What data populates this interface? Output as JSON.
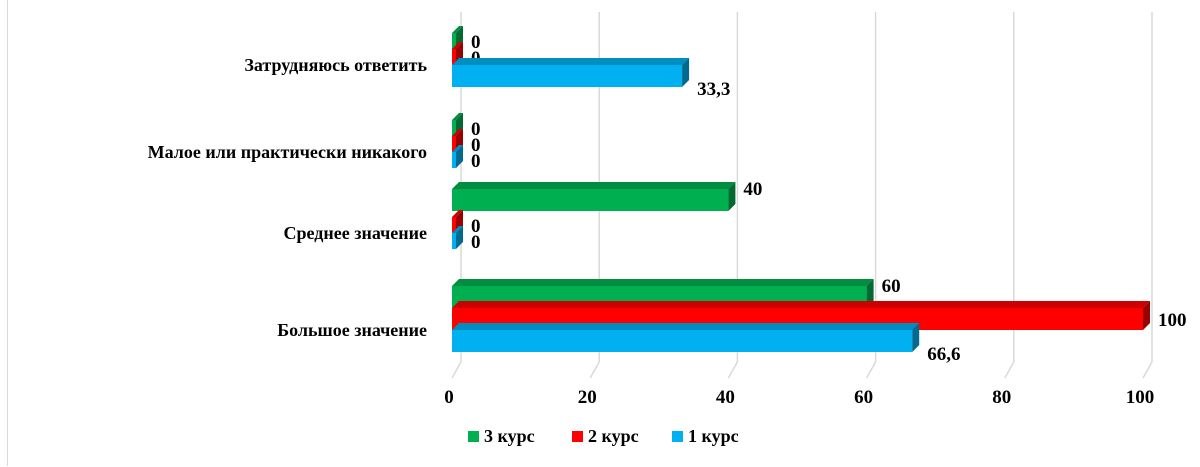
{
  "chart_data": {
    "type": "bar",
    "orientation": "horizontal",
    "title": "",
    "xlabel": "",
    "ylabel": "",
    "categories": [
      "Большое значение",
      "Среднее значение",
      "Малое или практически никакого",
      "Затрудняюсь ответить"
    ],
    "series": [
      {
        "name": "1 курс",
        "color": "#00b0f0",
        "values": [
          66.6,
          0,
          0,
          33.3
        ],
        "labels": [
          "66,6",
          "0",
          "0",
          "33,3"
        ]
      },
      {
        "name": "2 курс",
        "color": "#ff0000",
        "values": [
          100,
          0,
          0,
          0
        ],
        "labels": [
          "100",
          "0",
          "0",
          "0"
        ]
      },
      {
        "name": "3 курс",
        "color": "#00b050",
        "values": [
          60,
          40,
          0,
          0
        ],
        "labels": [
          "60",
          "40",
          "0",
          "0"
        ]
      }
    ],
    "xlim": [
      0,
      100
    ],
    "xticks": [
      "0",
      "20",
      "40",
      "60",
      "80",
      "100"
    ],
    "grid": true,
    "legend": "bottom",
    "style": "3d-bars"
  }
}
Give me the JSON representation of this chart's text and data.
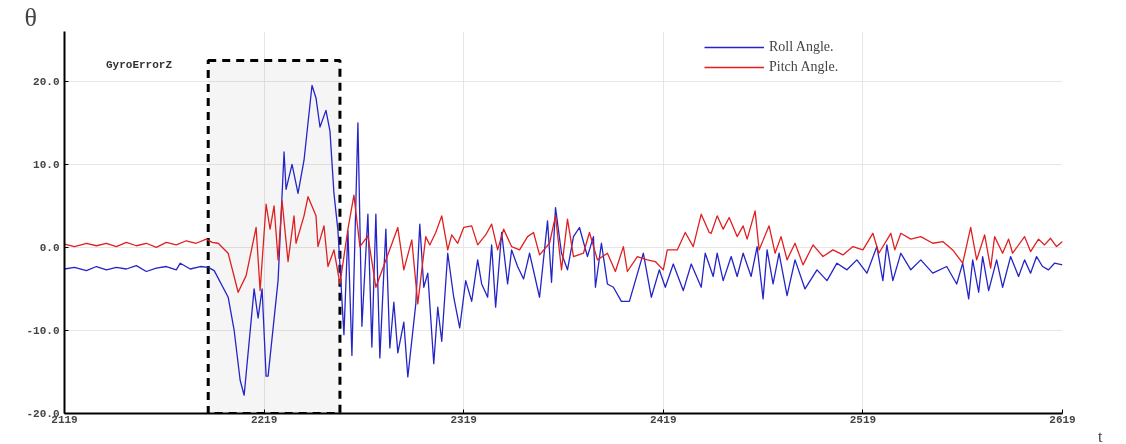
{
  "chart_data": {
    "type": "line",
    "xlabel": "t",
    "ylabel": "θ",
    "annotations": [
      "GyroErrorZ"
    ],
    "xlim": [
      2119,
      2619
    ],
    "ylim": [
      -20,
      26
    ],
    "xticks": [
      2119,
      2219,
      2319,
      2419,
      2519,
      2619
    ],
    "yticks": [
      {
        "value": -20,
        "label": "-20.0"
      },
      {
        "value": -10,
        "label": "-10.0"
      },
      {
        "value": 0,
        "label": "0.0"
      },
      {
        "value": 10,
        "label": "10.0"
      },
      {
        "value": 20,
        "label": "20.0"
      }
    ],
    "grid": true,
    "legend": "top",
    "line_style": "solid",
    "bands": [
      {
        "axis": "x",
        "from": 2191,
        "to": 2257,
        "color": "#000000"
      }
    ],
    "series": [
      {
        "name": "Roll Angle.",
        "color": "#2424c8",
        "x": [
          2119,
          2124,
          2130,
          2135,
          2140,
          2145,
          2150,
          2155,
          2160,
          2165,
          2170,
          2175,
          2177,
          2182,
          2187,
          2191,
          2194,
          2201,
          2204,
          2207,
          2209,
          2214,
          2216,
          2218,
          2220,
          2221,
          2226,
          2229,
          2230,
          2233,
          2236,
          2239,
          2243,
          2245,
          2247,
          2250,
          2252,
          2254,
          2256,
          2259,
          2261,
          2263,
          2266,
          2268,
          2271,
          2273,
          2275,
          2277,
          2280,
          2282,
          2284,
          2286,
          2289,
          2291,
          2295,
          2297,
          2299,
          2301,
          2304,
          2306,
          2308,
          2311,
          2314,
          2317,
          2320,
          2323,
          2326,
          2328,
          2331,
          2333,
          2335,
          2338,
          2341,
          2343,
          2346,
          2349,
          2352,
          2357,
          2361,
          2363,
          2365,
          2368,
          2371,
          2374,
          2377,
          2381,
          2384,
          2385,
          2388,
          2391,
          2394,
          2398,
          2402,
          2409,
          2413,
          2417,
          2420,
          2424,
          2429,
          2433,
          2438,
          2440,
          2444,
          2446,
          2449,
          2453,
          2456,
          2459,
          2463,
          2466,
          2469,
          2471,
          2474,
          2477,
          2481,
          2485,
          2490,
          2496,
          2501,
          2506,
          2511,
          2516,
          2521,
          2526,
          2529,
          2531,
          2534,
          2538,
          2543,
          2548,
          2554,
          2561,
          2566,
          2569,
          2572,
          2574,
          2577,
          2579,
          2582,
          2586,
          2589,
          2593,
          2597,
          2600,
          2603,
          2606,
          2609,
          2612,
          2615,
          2619
        ],
        "values": [
          -2.6,
          -2.4,
          -2.8,
          -2.3,
          -2.7,
          -2.4,
          -2.6,
          -2.2,
          -2.9,
          -2.5,
          -2.3,
          -2.7,
          -1.9,
          -2.6,
          -2.3,
          -2.4,
          -2.8,
          -6,
          -10,
          -16,
          -17.8,
          -5,
          -8.5,
          -5,
          -15.5,
          -15.5,
          -4,
          11.5,
          7,
          10,
          6.5,
          10.5,
          19.5,
          18,
          14.5,
          16.5,
          14,
          6.5,
          2,
          -10.5,
          2,
          -13,
          15,
          -9.5,
          4,
          -12,
          4,
          -13.3,
          2.2,
          -12.1,
          -6.6,
          -12.7,
          -9,
          -15.6,
          -6.8,
          2.8,
          -4.8,
          -3.1,
          -14,
          -7.2,
          -11.3,
          -0.7,
          -6,
          -9.7,
          -4,
          -6.5,
          -1.5,
          -4.4,
          -6,
          0.3,
          -7.2,
          1.8,
          -4.4,
          -0.3,
          -2.3,
          -3.8,
          -0.7,
          -6,
          3.2,
          -4.2,
          4.8,
          -0.7,
          -2.7,
          1.3,
          2.4,
          -1.1,
          1.3,
          -4.8,
          0.5,
          -4.4,
          -4.8,
          -6.5,
          -6.5,
          -0.7,
          -6,
          -2.7,
          -4.8,
          -2,
          -5.2,
          -2,
          -4.8,
          -0.7,
          -3.5,
          -0.7,
          -4,
          -1.1,
          -3.5,
          -0.7,
          -3.5,
          0.1,
          -6.2,
          -0.3,
          -4.4,
          -0.7,
          -5.8,
          -1.5,
          -5,
          -2.7,
          -4,
          -1.9,
          -2.7,
          -1.5,
          -3.1,
          0.1,
          -4,
          0.3,
          -4,
          -0.7,
          -2.7,
          -1.5,
          -3.1,
          -2.3,
          -4.4,
          -1.9,
          -6.2,
          -1.5,
          -5.4,
          -1.1,
          -5.2,
          -1.5,
          -4.8,
          -1.1,
          -3.5,
          -1.5,
          -3.1,
          -1.1,
          -2.3,
          -2.7,
          -1.9,
          -2.1
        ]
      },
      {
        "name": "Pitch Angle.",
        "color": "#e02020",
        "x": [
          2119,
          2124,
          2130,
          2135,
          2140,
          2145,
          2150,
          2155,
          2160,
          2165,
          2170,
          2175,
          2180,
          2185,
          2190,
          2193,
          2196,
          2201,
          2206,
          2210,
          2215,
          2217,
          2220,
          2222,
          2224,
          2226,
          2228,
          2231,
          2234,
          2235,
          2239,
          2241,
          2245,
          2246,
          2249,
          2251,
          2254,
          2257,
          2261,
          2264,
          2267,
          2271,
          2275,
          2286,
          2289,
          2293,
          2296,
          2300,
          2302,
          2305,
          2308,
          2311,
          2313,
          2316,
          2319,
          2323,
          2326,
          2330,
          2333,
          2336,
          2339,
          2343,
          2347,
          2351,
          2354,
          2357,
          2362,
          2365,
          2368,
          2371,
          2374,
          2379,
          2382,
          2386,
          2391,
          2395,
          2399,
          2401,
          2406,
          2411,
          2415,
          2419,
          2421,
          2426,
          2430,
          2434,
          2438,
          2442,
          2443,
          2446,
          2449,
          2452,
          2456,
          2459,
          2461,
          2465,
          2467,
          2472,
          2475,
          2478,
          2481,
          2485,
          2489,
          2494,
          2499,
          2504,
          2509,
          2514,
          2519,
          2524,
          2527,
          2533,
          2535,
          2538,
          2543,
          2548,
          2554,
          2559,
          2564,
          2569,
          2573,
          2576,
          2580,
          2583,
          2585,
          2589,
          2592,
          2594,
          2600,
          2603,
          2607,
          2610,
          2613,
          2616,
          2619
        ],
        "values": [
          0.4,
          0.1,
          0.5,
          0.2,
          0.5,
          0.1,
          0.6,
          0.2,
          0.5,
          0,
          0.6,
          0.3,
          0.8,
          0.5,
          1,
          0.6,
          0.5,
          -0.7,
          -5.4,
          -3.4,
          2.4,
          -5.2,
          5.2,
          2.2,
          5,
          -1.5,
          5.6,
          -1.7,
          3.8,
          0.5,
          3.8,
          6.1,
          3.8,
          0.1,
          2.6,
          -2.3,
          -0.3,
          -4.4,
          2.2,
          6.3,
          0.1,
          1.4,
          -4.8,
          2.4,
          -2.7,
          0.9,
          -6.8,
          1.3,
          0.3,
          1.8,
          3.8,
          -0.3,
          1.5,
          0.5,
          2.4,
          2.6,
          0.3,
          1.5,
          2.8,
          -0.3,
          2.2,
          0.1,
          -0.3,
          1.3,
          1.8,
          -0.9,
          0.5,
          3.8,
          -2.7,
          3.4,
          -1.1,
          -0.7,
          1.8,
          -1.5,
          -0.7,
          -2.9,
          0.1,
          -2.9,
          -1.1,
          -1.5,
          -1.7,
          -2.7,
          -0.3,
          -0.3,
          1.8,
          0.1,
          4,
          1.8,
          1.7,
          3.8,
          2.2,
          3.6,
          1.3,
          2.6,
          1,
          4.4,
          -0.3,
          2.6,
          -0.7,
          1.3,
          -1.5,
          0.5,
          -2.1,
          0.3,
          -1.1,
          -0.3,
          -0.9,
          0.1,
          -0.3,
          1.7,
          -0.7,
          1.7,
          -0.3,
          1.7,
          1,
          1.3,
          0.5,
          0.7,
          -0.3,
          -1.9,
          2.4,
          -1.5,
          1.5,
          -2.5,
          1.3,
          -0.7,
          1,
          -0.7,
          1.3,
          -0.5,
          1,
          0.3,
          1.1,
          0.1,
          0.7
        ]
      }
    ]
  }
}
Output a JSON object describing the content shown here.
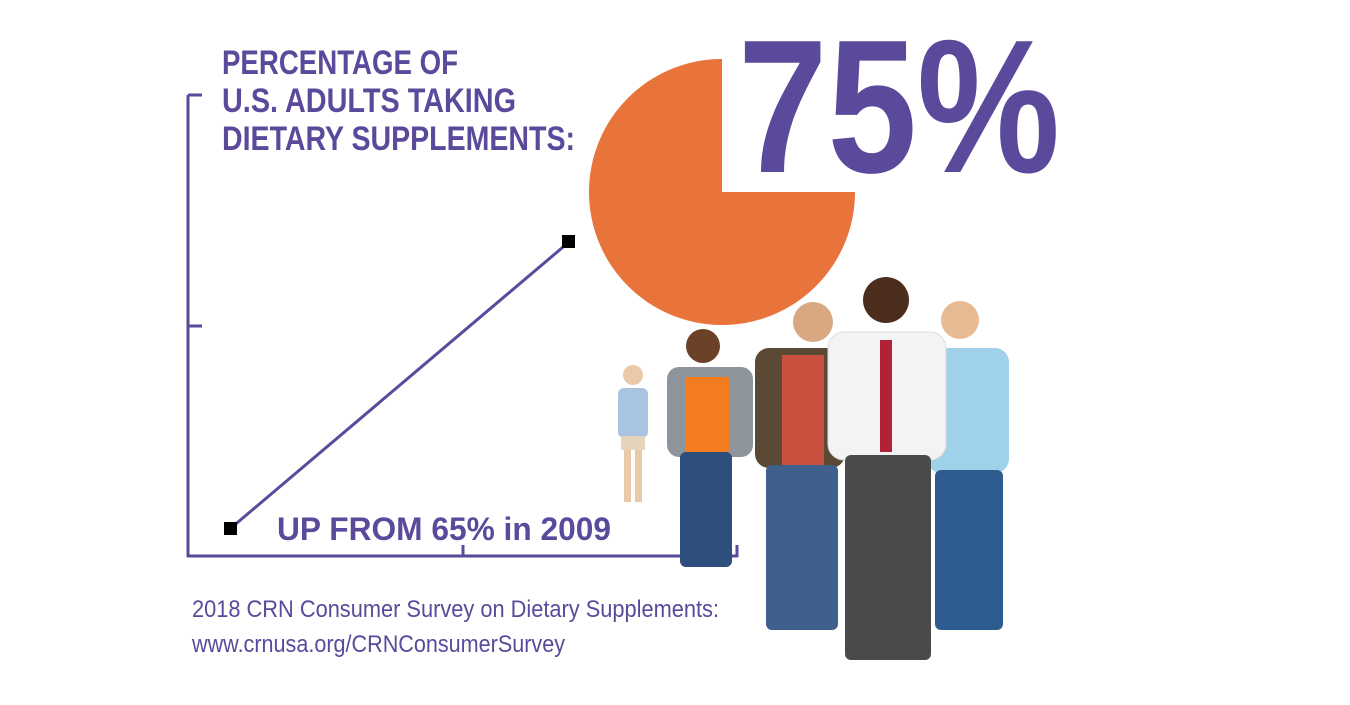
{
  "chart_data": {
    "type": "pie",
    "title": [
      "PERCENTAGE OF",
      "U.S. ADULTS TAKING",
      "DIETARY SUPPLEMENTS:"
    ],
    "values": [
      75
    ],
    "value_labels": [
      "75%"
    ],
    "color": "#e8743b",
    "annotation": "UP FROM 65% in 2009",
    "source": [
      "2018 CRN Consumer Survey on Dietary Supplements:",
      "www.crnusa.org/CRNConsumerSurvey"
    ]
  }
}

◆ ◆ ◆ ◆ ◆

- _SHORT TASK_
Leave out the pictures, and please output only the lines from the line that contains "Output a JSON" through the end of the data, both ends included.

- _SOLUTION TO THE PROBLEM_
Output a JSON object describing the content shown here.
{
  "chart_data": {
    "type": "pie",
    "title": [
      "PERCENTAGE OF",
      "U.S. ADULTS TAKING",
      "DIETARY SUPPLEMENTS:"
    ],
    "values": [
      75
    ],
    "value_labels": [
      "75%"
    ],
    "color": "#e8743b",
    "annotation": "UP FROM 65% in 2009",
    "source": [
      "2018 CRN Consumer Survey on Dietary Supplements:",
      "www.crnusa.org/CRNConsumerSurvey"
    ]
  }
}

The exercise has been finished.